Task
The records underneath are to be repeated exactly, with the pictures left out.

Data provided
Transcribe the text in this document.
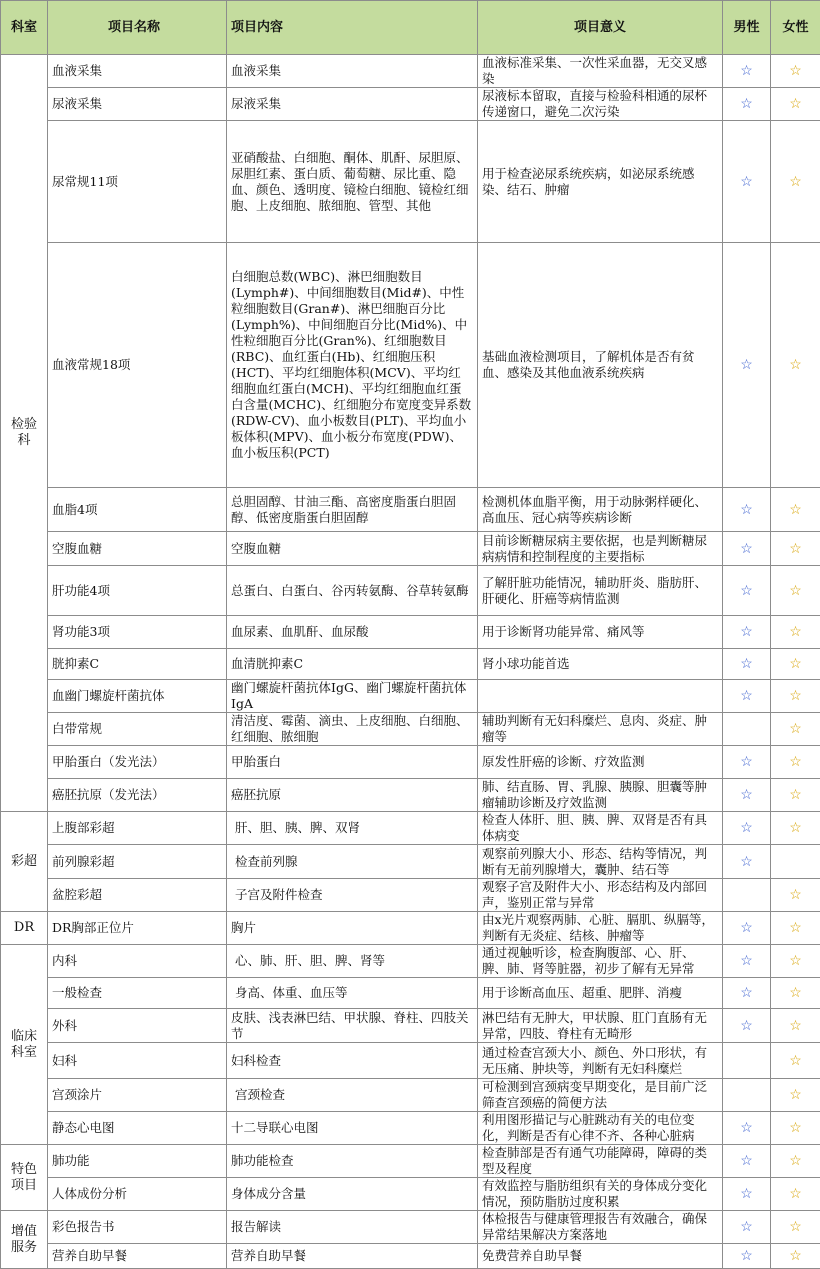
科室	项目名称	项目内容	项目意义	男性	女性
检验科	血液采集	血液采集	血液标准采集、一次性采血器，无交叉感染	☆	☆
	尿液采集	尿液采集	尿液标本留取，直接与检验科相通的尿杯传递窗口，避免二次污染	☆	☆
	尿常规11项	亚硝酸盐、白细胞、酮体、肌酐、尿胆原、尿胆红素、蛋白质、葡萄糖、尿比重、隐血、颜色、透明度、镜检白细胞、镜检红细胞、上皮细胞、脓细胞、管型、其他	用于检查泌尿系统疾病，如泌尿系统感染、结石、肿瘤	☆	☆
	血液常规18项	白细胞总数(WBC)、淋巴细胞数目(Lymph#)、中间细胞数目(Mid#)、中性粒细胞数目(Gran#)、淋巴细胞百分比(Lymph%)、中间细胞百分比(Mid%)、中性粒细胞百分比(Gran%)、红细胞数目(RBC)、血红蛋白(Hb)、红细胞压积(HCT)、平均红细胞体积(MCV)、平均红细胞血红蛋白(MCH)、平均红细胞血红蛋白含量(MCHC)、红细胞分布宽度变异系数(RDW-CV)、血小板数目(PLT)、平均血小板体积(MPV)、血小板分布宽度(PDW)、血小板压积(PCT)	基础血液检测项目，了解机体是否有贫血、感染及其他血液系统疾病	☆	☆
	血脂4项	总胆固醇、甘油三酯、高密度脂蛋白胆固醇、低密度脂蛋白胆固醇	检测机体血脂平衡，用于动脉粥样硬化、高血压、冠心病等疾病诊断	☆	☆
	空腹血糖	空腹血糖	目前诊断糖尿病主要依据，也是判断糖尿病病情和控制程度的主要指标	☆	☆
	肝功能4项	总蛋白、白蛋白、谷丙转氨酶、谷草转氨酶	了解肝脏功能情况，辅助肝炎、脂肪肝、肝硬化、肝癌等病情监测	☆	☆
	肾功能3项	血尿素、血肌酐、血尿酸	用于诊断肾功能异常、痛风等	☆	☆
	胱抑素C	血清胱抑素C	肾小球功能首选	☆	☆
	血幽门螺旋杆菌抗体	幽门螺旋杆菌抗体IgG、幽门螺旋杆菌抗体IgA		☆	☆
	白带常规	清洁度、霉菌、滴虫、上皮细胞、白细胞、红细胞、脓细胞	辅助判断有无妇科糜烂、息肉、炎症、肿瘤等		☆
	甲胎蛋白（发光法）	甲胎蛋白	原发性肝癌的诊断、疗效监测	☆	☆
	癌胚抗原（发光法）	癌胚抗原	肺、结直肠、胃、乳腺、胰腺、胆囊等肿瘤辅助诊断及疗效监测	☆	☆
彩超	上腹部彩超	肝、胆、胰、脾、双肾	检查人体肝、胆、胰、脾、双肾是否有具体病变	☆	☆
	前列腺彩超	检查前列腺	观察前列腺大小、形态、结构等情况，判断有无前列腺增大，囊肿、结石等	☆	
	盆腔彩超	子宫及附件检查	观察子宫及附件大小、形态结构及内部回声，鉴别正常与异常		☆
DR	DR胸部正位片	胸片	由x光片观察两肺、心脏、膈肌、纵膈等，判断有无炎症、结核、肿瘤等	☆	☆
临床科室	内科	心、肺、肝、胆、脾、肾等	通过视触听诊，检查胸腹部、心、肝、脾、肺、肾等脏器，初步了解有无异常	☆	☆
	一般检查	身高、体重、血压等	用于诊断高血压、超重、肥胖、消瘦	☆	☆
	外科	皮肤、浅表淋巴结、甲状腺、脊柱、四肢关节	淋巴结有无肿大，甲状腺、肛门直肠有无异常，四肢、脊柱有无畸形	☆	☆
	妇科	妇科检查	通过检查宫颈大小、颜色、外口形状，有无压痛、肿块等，判断有无妇科糜烂		☆
	宫颈涂片	宫颈检查	可检测到宫颈病变早期变化，是目前广泛筛查宫颈癌的简便方法		☆
	静态心电图	十二导联心电图	利用图形描记与心脏跳动有关的电位变化，判断是否有心律不齐、各种心脏病	☆	☆
特色项目	肺功能	肺功能检查	检查肺部是否有通气功能障碍，障碍的类型及程度	☆	☆
	人体成份分析	身体成分含量	有效监控与脂肪组织有关的身体成分变化情况，预防脂肪过度积累	☆	☆
增值服务	彩色报告书	报告解读	体检报告与健康管理报告有效融合，确保异常结果解决方案落地	☆	☆
	营养自助早餐	营养自助早餐	免费营养自助早餐	☆	☆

Answer to this task
Transcribe the text in this document.
科室	项目名称	项目内容	项目意义	男性	女性
检验科	血液采集	血液采集	血液标准采集、一次性采血器，无交叉感染	☆	☆
	尿液采集	尿液采集	尿液标本留取，直接与检验科相通的尿杯传递窗口，避免二次污染	☆	☆
	尿常规11项	亚硝酸盐、白细胞、酮体、肌酐、尿胆原、尿胆红素、蛋白质、葡萄糖、尿比重、隐血、颜色、透明度、镜检白细胞、镜检红细胞、上皮细胞、脓细胞、管型、其他	用于检查泌尿系统疾病，如泌尿系统感染、结石、肿瘤	☆	☆
	血液常规18项	白细胞总数(WBC)、淋巴细胞数目(Lymph#)、中间细胞数目(Mid#)、中性粒细胞数目(Gran#)、淋巴细胞百分比(Lymph%)、中间细胞百分比(Mid%)、中性粒细胞百分比(Gran%)、红细胞数目(RBC)、血红蛋白(Hb)、红细胞压积(HCT)、平均红细胞体积(MCV)、平均红细胞血红蛋白(MCH)、平均红细胞血红蛋白含量(MCHC)、红细胞分布宽度变异系数(RDW-CV)、血小板数目(PLT)、平均血小板体积(MPV)、血小板分布宽度(PDW)、血小板压积(PCT)	基础血液检测项目，了解机体是否有贫血、感染及其他血液系统疾病	☆	☆
	血脂4项	总胆固醇、甘油三酯、高密度脂蛋白胆固醇、低密度脂蛋白胆固醇	检测机体血脂平衡，用于动脉粥样硬化、高血压、冠心病等疾病诊断	☆	☆
	空腹血糖	空腹血糖	目前诊断糖尿病主要依据，也是判断糖尿病病情和控制程度的主要指标	☆	☆
	肝功能4项	总蛋白、白蛋白、谷丙转氨酶、谷草转氨酶	了解肝脏功能情况，辅助肝炎、脂肪肝、肝硬化、肝癌等病情监测	☆	☆
	肾功能3项	血尿素、血肌酐、血尿酸	用于诊断肾功能异常、痛风等	☆	☆
	胱抑素C	血清胱抑素C	肾小球功能首选	☆	☆
	血幽门螺旋杆菌抗体	幽门螺旋杆菌抗体IgG、幽门螺旋杆菌抗体IgA		☆	☆
	白带常规	清洁度、霉菌、滴虫、上皮细胞、白细胞、红细胞、脓细胞	辅助判断有无妇科糜烂、息肉、炎症、肿瘤等		☆
	甲胎蛋白（发光法）	甲胎蛋白	原发性肝癌的诊断、疗效监测	☆	☆
	癌胚抗原（发光法）	癌胚抗原	肺、结直肠、胃、乳腺、胰腺、胆囊等肿瘤辅助诊断及疗效监测	☆	☆
彩超	上腹部彩超	肝、胆、胰、脾、双肾	检查人体肝、胆、胰、脾、双肾是否有具体病变	☆	☆
	前列腺彩超	检查前列腺	观察前列腺大小、形态、结构等情况，判断有无前列腺增大，囊肿、结石等	☆	
	盆腔彩超	子宫及附件检查	观察子宫及附件大小、形态结构及内部回声，鉴别正常与异常		☆
DR	DR胸部正位片	胸片	由x光片观察两肺、心脏、膈肌、纵膈等，判断有无炎症、结核、肿瘤等	☆	☆
临床科室	内科	心、肺、肝、胆、脾、肾等	通过视触听诊，检查胸腹部、心、肝、脾、肺、肾等脏器，初步了解有无异常	☆	☆
	一般检查	身高、体重、血压等	用于诊断高血压、超重、肥胖、消瘦	☆	☆
	外科	皮肤、浅表淋巴结、甲状腺、脊柱、四肢关节	淋巴结有无肿大，甲状腺、肛门直肠有无异常，四肢、脊柱有无畸形	☆	☆
	妇科	妇科检查	通过检查宫颈大小、颜色、外口形状，有无压痛、肿块等，判断有无妇科糜烂		☆
	宫颈涂片	宫颈检查	可检测到宫颈病变早期变化，是目前广泛筛查宫颈癌的简便方法		☆
	静态心电图	十二导联心电图	利用图形描记与心脏跳动有关的电位变化，判断是否有心律不齐、各种心脏病	☆	☆
特色项目	肺功能	肺功能检查	检查肺部是否有通气功能障碍，障碍的类型及程度	☆	☆
	人体成份分析	身体成分含量	有效监控与脂肪组织有关的身体成分变化情况，预防脂肪过度积累	☆	☆
增值服务	彩色报告书	报告解读	体检报告与健康管理报告有效融合，确保异常结果解决方案落地	☆	☆
	营养自助早餐	营养自助早餐	免费营养自助早餐	☆	☆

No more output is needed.